==== Dataset rows

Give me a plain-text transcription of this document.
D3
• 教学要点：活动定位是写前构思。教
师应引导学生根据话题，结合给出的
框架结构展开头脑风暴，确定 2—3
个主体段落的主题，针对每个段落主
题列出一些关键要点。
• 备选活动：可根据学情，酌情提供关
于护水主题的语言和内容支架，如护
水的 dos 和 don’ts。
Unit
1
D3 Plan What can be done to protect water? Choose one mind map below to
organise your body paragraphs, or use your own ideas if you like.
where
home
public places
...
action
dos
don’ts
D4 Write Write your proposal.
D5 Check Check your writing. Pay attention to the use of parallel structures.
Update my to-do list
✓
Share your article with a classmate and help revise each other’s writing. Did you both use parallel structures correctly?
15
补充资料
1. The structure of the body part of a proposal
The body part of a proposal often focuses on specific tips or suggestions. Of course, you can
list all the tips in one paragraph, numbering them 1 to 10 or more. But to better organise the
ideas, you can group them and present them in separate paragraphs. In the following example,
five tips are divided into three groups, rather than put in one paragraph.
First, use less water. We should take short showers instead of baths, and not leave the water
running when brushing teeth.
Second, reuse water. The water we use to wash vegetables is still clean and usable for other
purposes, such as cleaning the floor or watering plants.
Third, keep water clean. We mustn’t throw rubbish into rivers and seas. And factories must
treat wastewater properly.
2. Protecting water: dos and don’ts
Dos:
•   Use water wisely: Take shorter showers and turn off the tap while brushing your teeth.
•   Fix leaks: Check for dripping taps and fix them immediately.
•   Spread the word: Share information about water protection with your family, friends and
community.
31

========

Work to do
Work through the listing above and report how many lines include the string "paragraphs", with no other text.

The result
2